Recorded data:
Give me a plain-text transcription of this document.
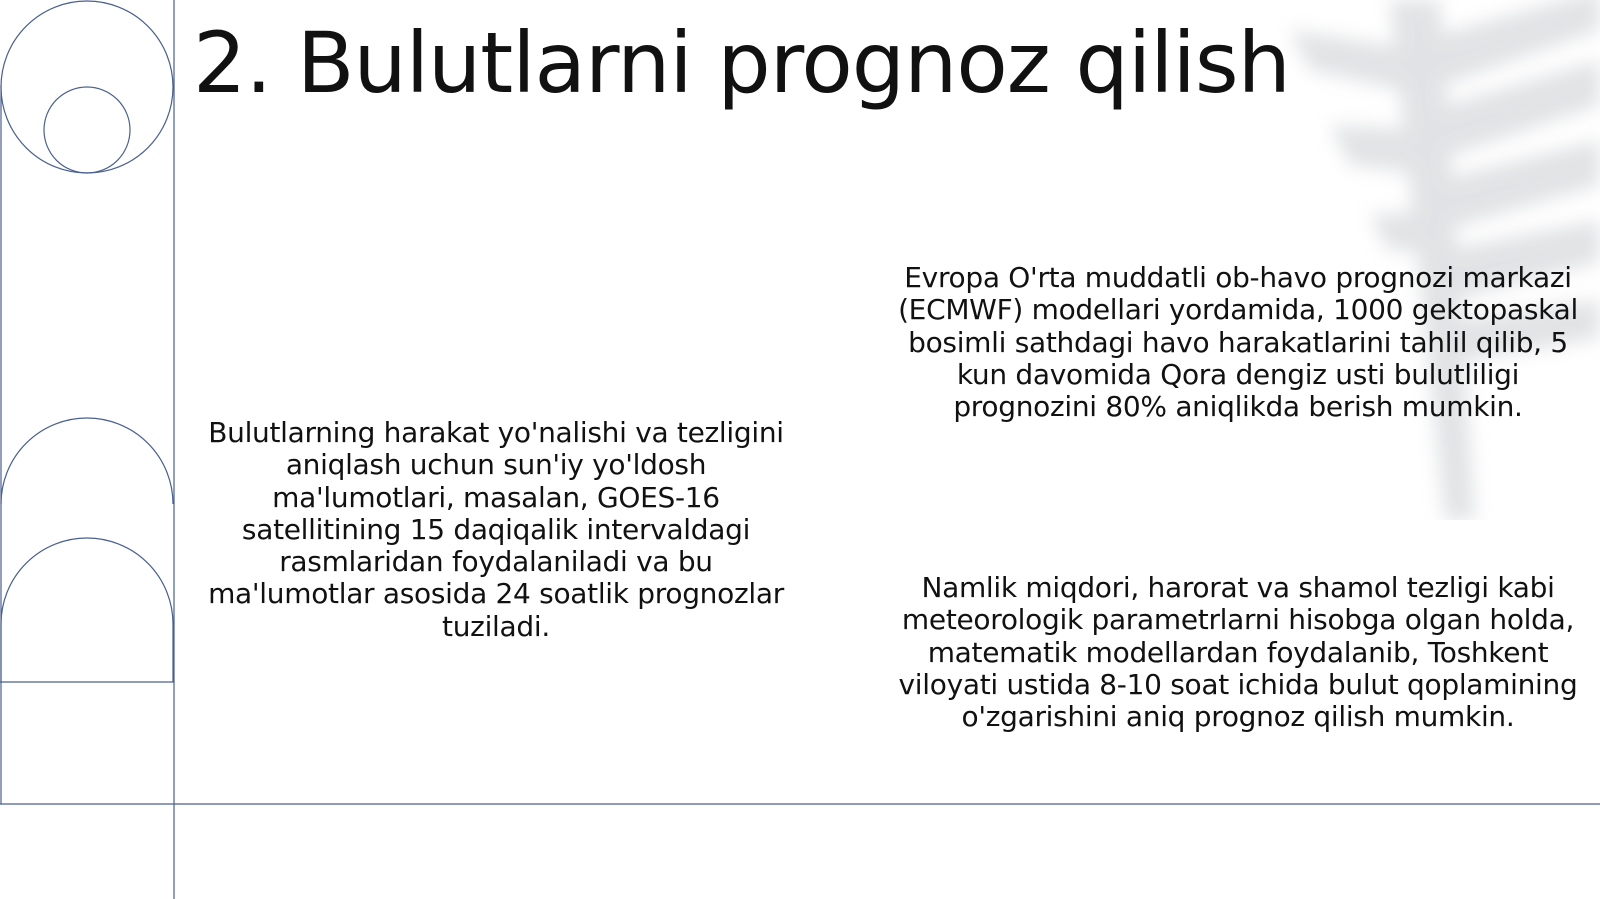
2. Bulutlarni prognoz qilish

Bulutlarning harakat yo'nalishi va tezligini aniqlash uchun sun'iy yo'ldosh ma'lumotlari, masalan, GOES-16 satellitining 15 daqiqalik intervaldagi rasmlaridan foydalaniladi va bu ma'lumotlar asosida 24 soatlik prognozlar tuziladi.

Evropa O'rta muddatli ob-havo prognozi markazi (ECMWF) modellari yordamida, 1000 gektopaskal bosimli sathdagi havo harakatlarini tahlil qilib, 5 kun davomida Qora dengiz usti bulutliligi prognozini 80% aniqlikda berish mumkin.

Namlik miqdori, harorat va shamol tezligi kabi meteorologik parametrlarni hisobga olgan holda, matematik modellardan foydalanib, Toshkent viloyati ustida 8-10 soat ichida bulut qoplamining o'zgarishini aniq prognoz qilish mumkin.
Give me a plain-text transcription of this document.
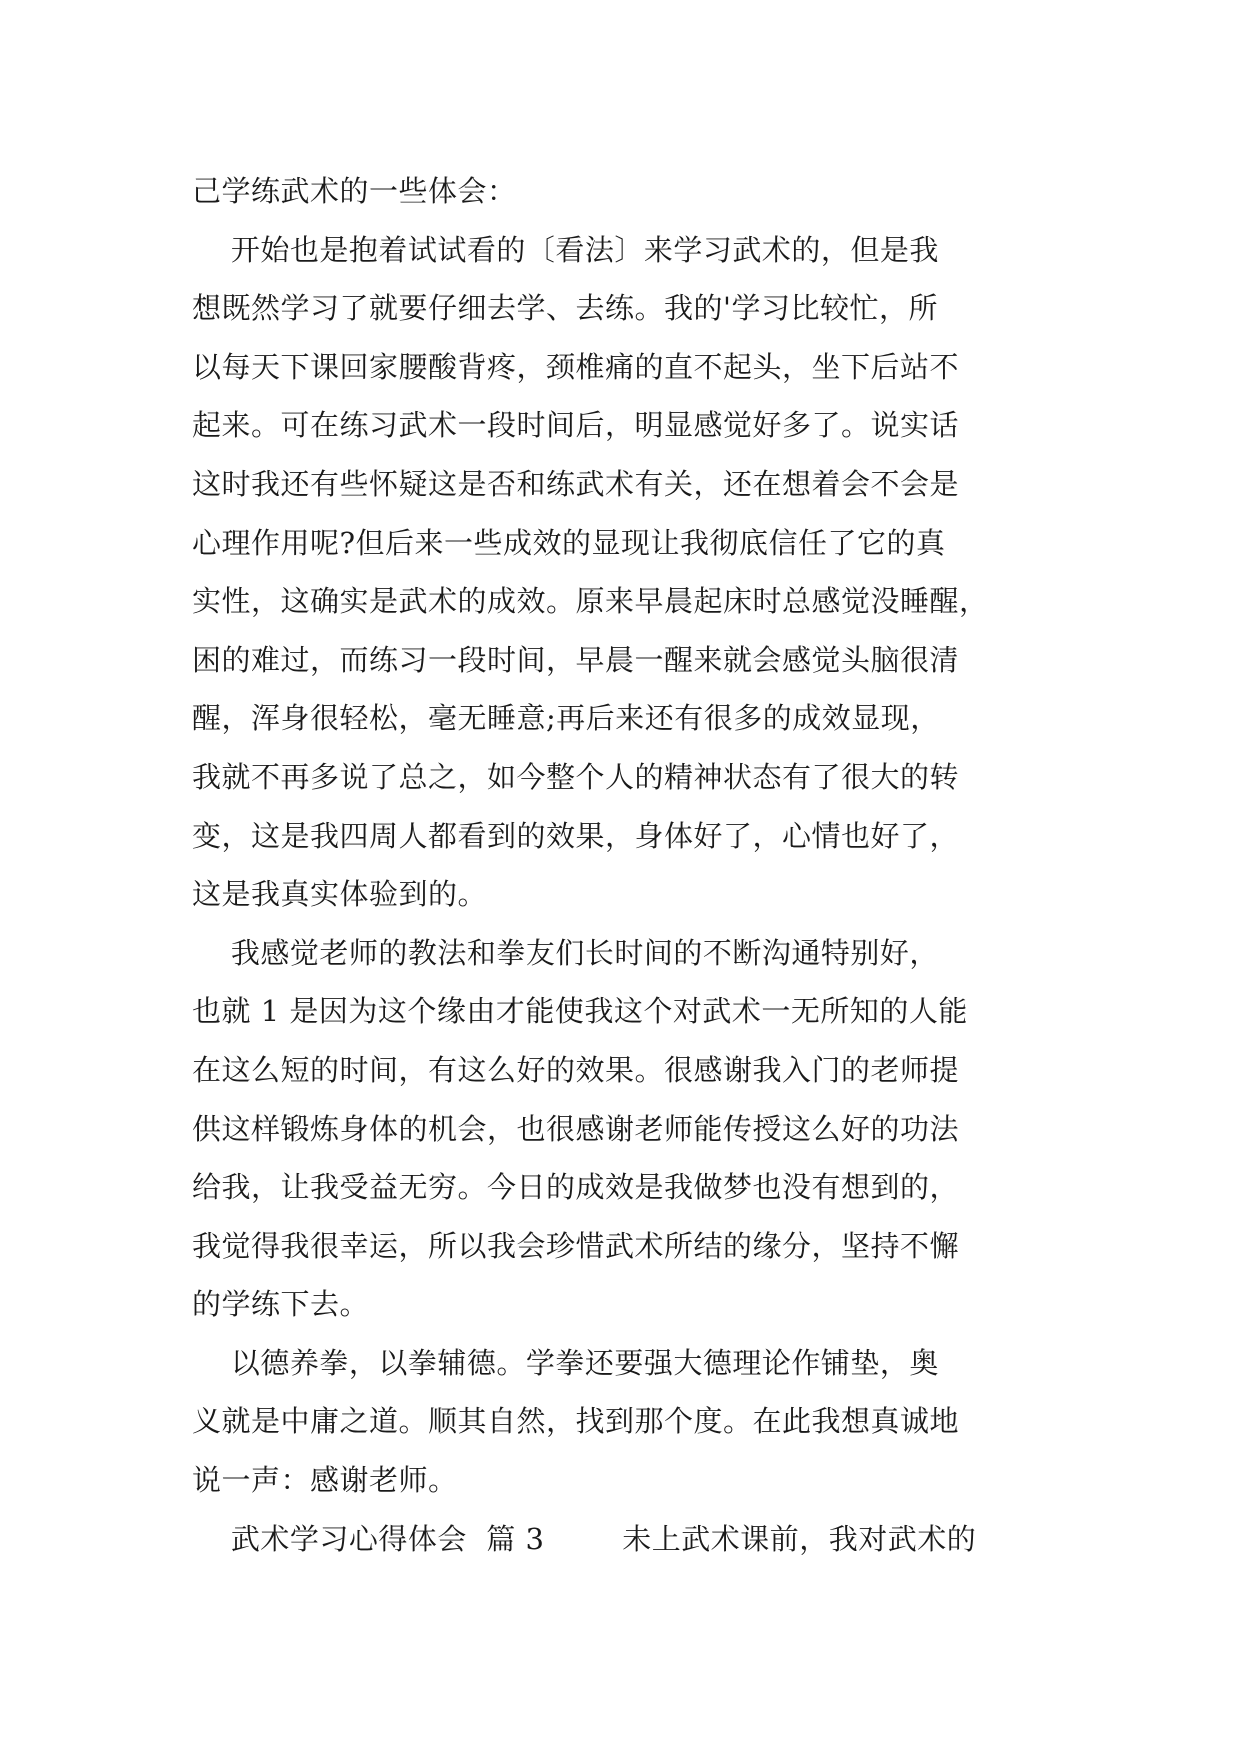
己学练武术的一些体会：
开始也是抱着试试看的〔看法〕来学习武术的，但是我
想既然学习了就要仔细去学、去练。我的'学习比较忙，所
以每天下课回家腰酸背疼，颈椎痛的直不起头，坐下后站不
起来。可在练习武术一段时间后，明显感觉好多了。说实话
这时我还有些怀疑这是否和练武术有关，还在想着会不会是
心理作用呢?但后来一些成效的显现让我彻底信任了它的真
实性，这确实是武术的成效。原来早晨起床时总感觉没睡醒，
困的难过，而练习一段时间，早晨一醒来就会感觉头脑很清
醒，浑身很轻松，毫无睡意;再后来还有很多的成效显现，
我就不再多说了总之，如今整个人的精神状态有了很大的转
变，这是我四周人都看到的效果，身体好了，心情也好了，
这是我真实体验到的。
我感觉老师的教法和拳友们长时间的不断沟通特别好，
也就 1 是因为这个缘由才能使我这个对武术一无所知的人能
在这么短的时间，有这么好的效果。很感谢我入门的老师提
供这样锻炼身体的机会，也很感谢老师能传授这么好的功法
给我，让我受益无穷。今日的成效是我做梦也没有想到的，
我觉得我很幸运，所以我会珍惜武术所结的缘分，坚持不懈
的学练下去。
以德养拳，以拳辅德。学拳还要强大德理论作铺垫，奥
义就是中庸之道。顺其自然，找到那个度。在此我想真诚地
说一声：感谢老师。
武术学习心得体会  篇 3        未上武术课前，我对武术的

▶ [Your task]: Transcribe the entries above verbatim, omitting their pictures.

▶ [Written answer]:
Give me a plain-text transcription of this document.
2. Bulutlarni prognoz qilish

Bulutlarning harakat yo'nalishi va tezligini aniqlash uchun sun'iy yo'ldosh ma'lumotlari, masalan, GOES-16 satellitining 15 daqiqalik intervaldagi rasmlaridan foydalaniladi va bu ma'lumotlar asosida 24 soatlik prognozlar tuziladi.

Evropa O'rta muddatli ob-havo prognozi markazi (ECMWF) modellari yordamida, 1000 gektopaskal bosimli sathdagi havo harakatlarini tahlil qilib, 5 kun davomida Qora dengiz usti bulutliligi prognozini 80% aniqlikda berish mumkin.

Namlik miqdori, harorat va shamol tezligi kabi meteorologik parametrlarni hisobga olgan holda, matematik modellardan foydalanib, Toshkent viloyati ustida 8-10 soat ichida bulut qoplamining o'zgarishini aniq prognoz qilish mumkin.
Give me a plain-text transcription of this document.
己学练武术的一些体会：
开始也是抱着试试看的〔看法〕来学习武术的，但是我
想既然学习了就要仔细去学、去练。我的'学习比较忙，所
以每天下课回家腰酸背疼，颈椎痛的直不起头，坐下后站不
起来。可在练习武术一段时间后，明显感觉好多了。说实话
这时我还有些怀疑这是否和练武术有关，还在想着会不会是
心理作用呢?但后来一些成效的显现让我彻底信任了它的真
实性，这确实是武术的成效。原来早晨起床时总感觉没睡醒，
困的难过，而练习一段时间，早晨一醒来就会感觉头脑很清
醒，浑身很轻松，毫无睡意;再后来还有很多的成效显现，
我就不再多说了总之，如今整个人的精神状态有了很大的转
变，这是我四周人都看到的效果，身体好了，心情也好了，
这是我真实体验到的。
我感觉老师的教法和拳友们长时间的不断沟通特别好，
也就 1 是因为这个缘由才能使我这个对武术一无所知的人能
在这么短的时间，有这么好的效果。很感谢我入门的老师提
供这样锻炼身体的机会，也很感谢老师能传授这么好的功法
给我，让我受益无穷。今日的成效是我做梦也没有想到的，
我觉得我很幸运，所以我会珍惜武术所结的缘分，坚持不懈
的学练下去。
以德养拳，以拳辅德。学拳还要强大德理论作铺垫，奥
义就是中庸之道。顺其自然，找到那个度。在此我想真诚地
说一声：感谢老师。
武术学习心得体会  篇 3        未上武术课前，我对武术的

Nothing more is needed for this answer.